• PROBLEM DESCRIPTION:
Transcribe every line exactly. Leave the pictures behind.

###

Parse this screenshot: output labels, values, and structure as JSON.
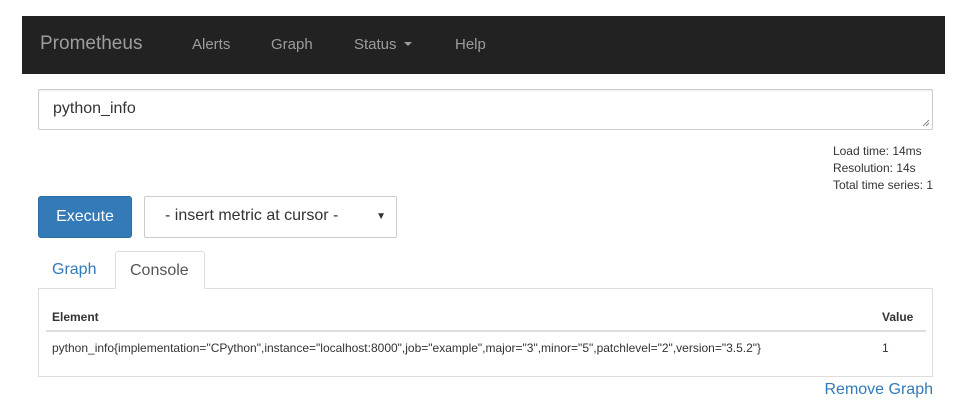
{
  "navbar": {
    "brand": "Prometheus",
    "items": [
      {
        "label": "Alerts"
      },
      {
        "label": "Graph"
      },
      {
        "label": "Status"
      },
      {
        "label": "Help"
      }
    ]
  },
  "query": {
    "expression": "python_info"
  },
  "stats": {
    "load_time": "Load time: 14ms",
    "resolution": "Resolution: 14s",
    "total_series": "Total time series: 1"
  },
  "controls": {
    "execute_label": "Execute",
    "metric_select_value": "- insert metric at cursor -"
  },
  "tabs": [
    {
      "label": "Graph",
      "active": false
    },
    {
      "label": "Console",
      "active": true
    }
  ],
  "console_table": {
    "headers": [
      "Element",
      "Value"
    ],
    "rows": [
      {
        "element": "python_info{implementation=\"CPython\",instance=\"localhost:8000\",job=\"example\",major=\"3\",minor=\"5\",patchlevel=\"2\",version=\"3.5.2\"}",
        "value": "1"
      }
    ]
  },
  "remove_graph_label": "Remove Graph",
  "colors": {
    "navbar_bg": "#222222",
    "navbar_text": "#9d9d9d",
    "primary": "#337ab7",
    "link": "#337ab7",
    "border": "#dddddd"
  }
}
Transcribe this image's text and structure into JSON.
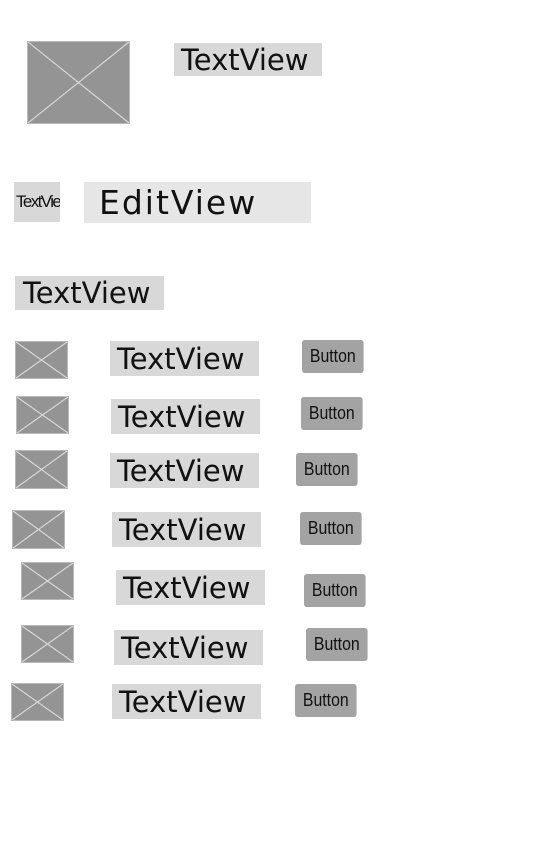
{
  "header": {
    "title_text": "TextView",
    "image_icon": "image-placeholder-icon"
  },
  "edit_row": {
    "small_label": "TextView",
    "edit_text": "EditView"
  },
  "section": {
    "label": "TextView"
  },
  "list": {
    "items": [
      {
        "text": "TextView",
        "button": "Button"
      },
      {
        "text": "TextView",
        "button": "Button"
      },
      {
        "text": "TextView",
        "button": "Button"
      },
      {
        "text": "TextView",
        "button": "Button"
      },
      {
        "text": "TextView",
        "button": "Button"
      },
      {
        "text": "TextView",
        "button": "Button"
      },
      {
        "text": "TextView",
        "button": "Button"
      }
    ]
  },
  "colors": {
    "image_fill": "#949494",
    "textview_bg": "#d8d8d8",
    "editview_bg": "#e6e6e6",
    "button_bg": "#a3a3a3"
  }
}
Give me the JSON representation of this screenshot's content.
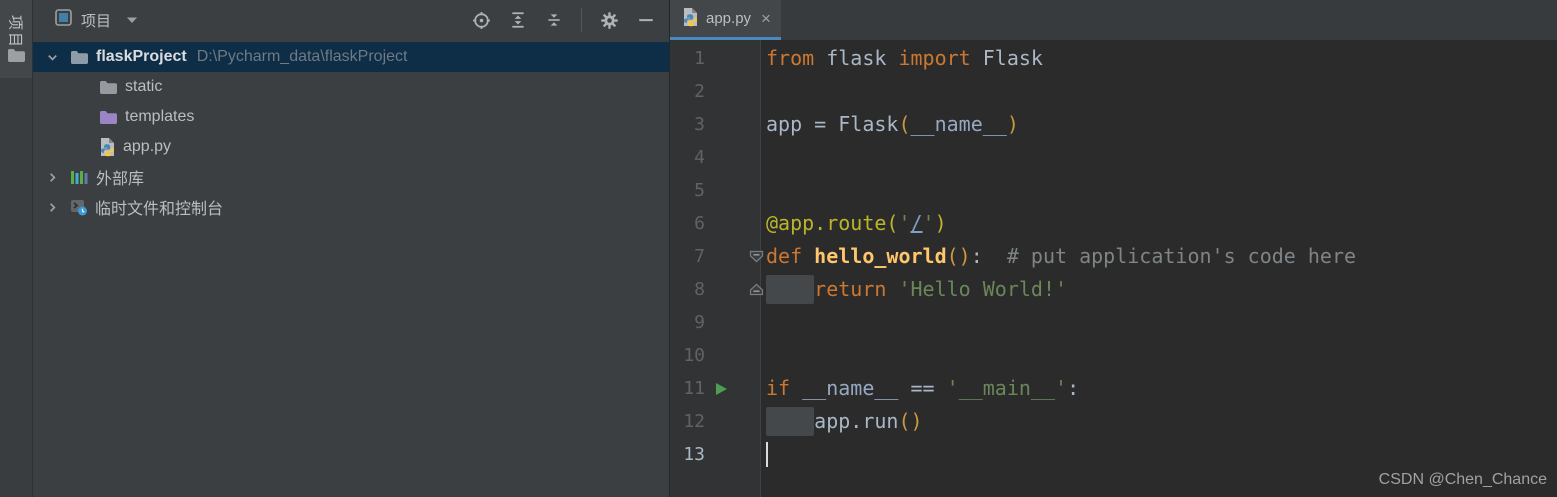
{
  "stripe": {
    "project_label": "项目"
  },
  "panel": {
    "title": "项目",
    "toolbar": [
      {
        "name": "locate",
        "icon": "locate-icon"
      },
      {
        "name": "expand-all",
        "icon": "expand-all-icon"
      },
      {
        "name": "collapse-all",
        "icon": "collapse-all-icon"
      },
      {
        "name": "separator",
        "icon": "separator"
      },
      {
        "name": "settings",
        "icon": "gear-icon"
      },
      {
        "name": "hide",
        "icon": "hide-icon"
      }
    ],
    "tree": [
      {
        "id": "flaskProject",
        "label": "flaskProject",
        "path": "D:\\Pycharm_data\\flaskProject",
        "icon": "folder",
        "folder_color": "#8E9BA8",
        "chevron": "down",
        "level": 0,
        "selected": true,
        "bold": true
      },
      {
        "id": "static",
        "label": "static",
        "icon": "folder",
        "folder_color": "#96999D",
        "level": 1
      },
      {
        "id": "templates",
        "label": "templates",
        "icon": "folder",
        "folder_color": "#9B86C5",
        "level": 1
      },
      {
        "id": "app-py",
        "label": "app.py",
        "icon": "python-file",
        "level": 1
      },
      {
        "id": "external-libraries",
        "label": "外部库",
        "icon": "libraries",
        "chevron": "right",
        "level": 0
      },
      {
        "id": "scratches",
        "label": "临时文件和控制台",
        "icon": "scratches",
        "chevron": "right",
        "level": 0
      }
    ]
  },
  "editor": {
    "tab": {
      "label": "app.py",
      "close_label": "×"
    },
    "watermark": "CSDN @Chen_Chance",
    "lines": [
      {
        "n": 1,
        "tokens": [
          {
            "c": "kw",
            "t": "from"
          },
          {
            "c": "txt",
            "t": " flask "
          },
          {
            "c": "kw",
            "t": "import"
          },
          {
            "c": "txt",
            "t": " Flask"
          }
        ]
      },
      {
        "n": 2,
        "tokens": []
      },
      {
        "n": 3,
        "tokens": [
          {
            "c": "txt",
            "t": "app = Flask"
          },
          {
            "c": "br",
            "t": "("
          },
          {
            "c": "dun",
            "t": "__name__"
          },
          {
            "c": "br",
            "t": ")"
          }
        ]
      },
      {
        "n": 4,
        "tokens": []
      },
      {
        "n": 5,
        "tokens": []
      },
      {
        "n": 6,
        "tokens": [
          {
            "c": "deco",
            "t": "@app.route("
          },
          {
            "c": "str",
            "t": "'"
          },
          {
            "c": "link",
            "t": "/"
          },
          {
            "c": "str",
            "t": "'"
          },
          {
            "c": "deco",
            "t": ")"
          }
        ]
      },
      {
        "n": 7,
        "fold": "top",
        "tokens": [
          {
            "c": "kw",
            "t": "def "
          },
          {
            "c": "fn",
            "t": "hello_world"
          },
          {
            "c": "br",
            "t": "()"
          },
          {
            "c": "txt",
            "t": ":  "
          },
          {
            "c": "cmt",
            "t": "# put application's code here"
          }
        ]
      },
      {
        "n": 8,
        "fold": "bottom",
        "indent_block": true,
        "tokens": [
          {
            "c": "txt",
            "t": "    "
          },
          {
            "c": "kw",
            "t": "return"
          },
          {
            "c": "txt",
            "t": " "
          },
          {
            "c": "str",
            "t": "'Hello World!'"
          }
        ]
      },
      {
        "n": 9,
        "tokens": []
      },
      {
        "n": 10,
        "tokens": []
      },
      {
        "n": 11,
        "run": true,
        "tokens": [
          {
            "c": "kw",
            "t": "if"
          },
          {
            "c": "txt",
            "t": " "
          },
          {
            "c": "dun",
            "t": "__name__"
          },
          {
            "c": "txt",
            "t": " == "
          },
          {
            "c": "str",
            "t": "'__main__'"
          },
          {
            "c": "txt",
            "t": ":"
          }
        ]
      },
      {
        "n": 12,
        "indent_block": true,
        "tokens": [
          {
            "c": "txt",
            "t": "    "
          },
          {
            "c": "txt",
            "t": "app.run"
          },
          {
            "c": "br",
            "t": "()"
          }
        ]
      },
      {
        "n": 13,
        "caret": true,
        "tokens": []
      }
    ]
  },
  "colors": {
    "editor_bg": "#2B2B2B",
    "panel_bg": "#3C3F41",
    "gutter_bg": "#313335",
    "selection_bg": "#0E2D47",
    "tab_underline": "#4A88C2",
    "keyword": "#CC7832",
    "string": "#6A8759",
    "comment": "#7E8487",
    "function": "#FFC66D",
    "decorator": "#BBB529",
    "default_text": "#A9B7C6",
    "dunder": "#97A9C2",
    "bracket": "#CB9840",
    "link": "#7EA0C8",
    "line_number": "#606366",
    "run_icon": "#4C9E54",
    "templates_folder": "#9B86C5"
  }
}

###

• SOLUTION:
Parse this screenshot: output labels, values, and structure as JSON.
{
  "navbar": {
    "brand": "Prometheus",
    "items": [
      {
        "label": "Alerts"
      },
      {
        "label": "Graph"
      },
      {
        "label": "Status"
      },
      {
        "label": "Help"
      }
    ]
  },
  "query": {
    "expression": "python_info"
  },
  "stats": {
    "load_time": "Load time: 14ms",
    "resolution": "Resolution: 14s",
    "total_series": "Total time series: 1"
  },
  "controls": {
    "execute_label": "Execute",
    "metric_select_value": "- insert metric at cursor -"
  },
  "tabs": [
    {
      "label": "Graph",
      "active": false
    },
    {
      "label": "Console",
      "active": true
    }
  ],
  "console_table": {
    "headers": [
      "Element",
      "Value"
    ],
    "rows": [
      {
        "element": "python_info{implementation=\"CPython\",instance=\"localhost:8000\",job=\"example\",major=\"3\",minor=\"5\",patchlevel=\"2\",version=\"3.5.2\"}",
        "value": "1"
      }
    ]
  },
  "remove_graph_label": "Remove Graph",
  "colors": {
    "navbar_bg": "#222222",
    "navbar_text": "#9d9d9d",
    "primary": "#337ab7",
    "link": "#337ab7",
    "border": "#dddddd"
  }
}
Transcribe this image's text and structure into JSON.
{
  "header": {
    "title_text": "TextView",
    "image_icon": "image-placeholder-icon"
  },
  "edit_row": {
    "small_label": "TextView",
    "edit_text": "EditView"
  },
  "section": {
    "label": "TextView"
  },
  "list": {
    "items": [
      {
        "text": "TextView",
        "button": "Button"
      },
      {
        "text": "TextView",
        "button": "Button"
      },
      {
        "text": "TextView",
        "button": "Button"
      },
      {
        "text": "TextView",
        "button": "Button"
      },
      {
        "text": "TextView",
        "button": "Button"
      },
      {
        "text": "TextView",
        "button": "Button"
      },
      {
        "text": "TextView",
        "button": "Button"
      }
    ]
  },
  "colors": {
    "image_fill": "#949494",
    "textview_bg": "#d8d8d8",
    "editview_bg": "#e6e6e6",
    "button_bg": "#a3a3a3"
  }
}
Give me the JSON representation of this screenshot's content.
{
  "stripe": {
    "project_label": "项目"
  },
  "panel": {
    "title": "项目",
    "toolbar": [
      {
        "name": "locate",
        "icon": "locate-icon"
      },
      {
        "name": "expand-all",
        "icon": "expand-all-icon"
      },
      {
        "name": "collapse-all",
        "icon": "collapse-all-icon"
      },
      {
        "name": "separator",
        "icon": "separator"
      },
      {
        "name": "settings",
        "icon": "gear-icon"
      },
      {
        "name": "hide",
        "icon": "hide-icon"
      }
    ],
    "tree": [
      {
        "id": "flaskProject",
        "label": "flaskProject",
        "path": "D:\\Pycharm_data\\flaskProject",
        "icon": "folder",
        "folder_color": "#8E9BA8",
        "chevron": "down",
        "level": 0,
        "selected": true,
        "bold": true
      },
      {
        "id": "static",
        "label": "static",
        "icon": "folder",
        "folder_color": "#96999D",
        "level": 1
      },
      {
        "id": "templates",
        "label": "templates",
        "icon": "folder",
        "folder_color": "#9B86C5",
        "level": 1
      },
      {
        "id": "app-py",
        "label": "app.py",
        "icon": "python-file",
        "level": 1
      },
      {
        "id": "external-libraries",
        "label": "外部库",
        "icon": "libraries",
        "chevron": "right",
        "level": 0
      },
      {
        "id": "scratches",
        "label": "临时文件和控制台",
        "icon": "scratches",
        "chevron": "right",
        "level": 0
      }
    ]
  },
  "editor": {
    "tab": {
      "label": "app.py",
      "close_label": "×"
    },
    "watermark": "CSDN @Chen_Chance",
    "lines": [
      {
        "n": 1,
        "tokens": [
          {
            "c": "kw",
            "t": "from"
          },
          {
            "c": "txt",
            "t": " flask "
          },
          {
            "c": "kw",
            "t": "import"
          },
          {
            "c": "txt",
            "t": " Flask"
          }
        ]
      },
      {
        "n": 2,
        "tokens": []
      },
      {
        "n": 3,
        "tokens": [
          {
            "c": "txt",
            "t": "app = Flask"
          },
          {
            "c": "br",
            "t": "("
          },
          {
            "c": "dun",
            "t": "__name__"
          },
          {
            "c": "br",
            "t": ")"
          }
        ]
      },
      {
        "n": 4,
        "tokens": []
      },
      {
        "n": 5,
        "tokens": []
      },
      {
        "n": 6,
        "tokens": [
          {
            "c": "deco",
            "t": "@app.route("
          },
          {
            "c": "str",
            "t": "'"
          },
          {
            "c": "link",
            "t": "/"
          },
          {
            "c": "str",
            "t": "'"
          },
          {
            "c": "deco",
            "t": ")"
          }
        ]
      },
      {
        "n": 7,
        "fold": "top",
        "tokens": [
          {
            "c": "kw",
            "t": "def "
          },
          {
            "c": "fn",
            "t": "hello_world"
          },
          {
            "c": "br",
            "t": "()"
          },
          {
            "c": "txt",
            "t": ":  "
          },
          {
            "c": "cmt",
            "t": "# put application's code here"
          }
        ]
      },
      {
        "n": 8,
        "fold": "bottom",
        "indent_block": true,
        "tokens": [
          {
            "c": "txt",
            "t": "    "
          },
          {
            "c": "kw",
            "t": "return"
          },
          {
            "c": "txt",
            "t": " "
          },
          {
            "c": "str",
            "t": "'Hello World!'"
          }
        ]
      },
      {
        "n": 9,
        "tokens": []
      },
      {
        "n": 10,
        "tokens": []
      },
      {
        "n": 11,
        "run": true,
        "tokens": [
          {
            "c": "kw",
            "t": "if"
          },
          {
            "c": "txt",
            "t": " "
          },
          {
            "c": "dun",
            "t": "__name__"
          },
          {
            "c": "txt",
            "t": " == "
          },
          {
            "c": "str",
            "t": "'__main__'"
          },
          {
            "c": "txt",
            "t": ":"
          }
        ]
      },
      {
        "n": 12,
        "indent_block": true,
        "tokens": [
          {
            "c": "txt",
            "t": "    "
          },
          {
            "c": "txt",
            "t": "app.run"
          },
          {
            "c": "br",
            "t": "()"
          }
        ]
      },
      {
        "n": 13,
        "caret": true,
        "tokens": []
      }
    ]
  },
  "colors": {
    "editor_bg": "#2B2B2B",
    "panel_bg": "#3C3F41",
    "gutter_bg": "#313335",
    "selection_bg": "#0E2D47",
    "tab_underline": "#4A88C2",
    "keyword": "#CC7832",
    "string": "#6A8759",
    "comment": "#7E8487",
    "function": "#FFC66D",
    "decorator": "#BBB529",
    "default_text": "#A9B7C6",
    "dunder": "#97A9C2",
    "bracket": "#CB9840",
    "link": "#7EA0C8",
    "line_number": "#606366",
    "run_icon": "#4C9E54",
    "templates_folder": "#9B86C5"
  }
}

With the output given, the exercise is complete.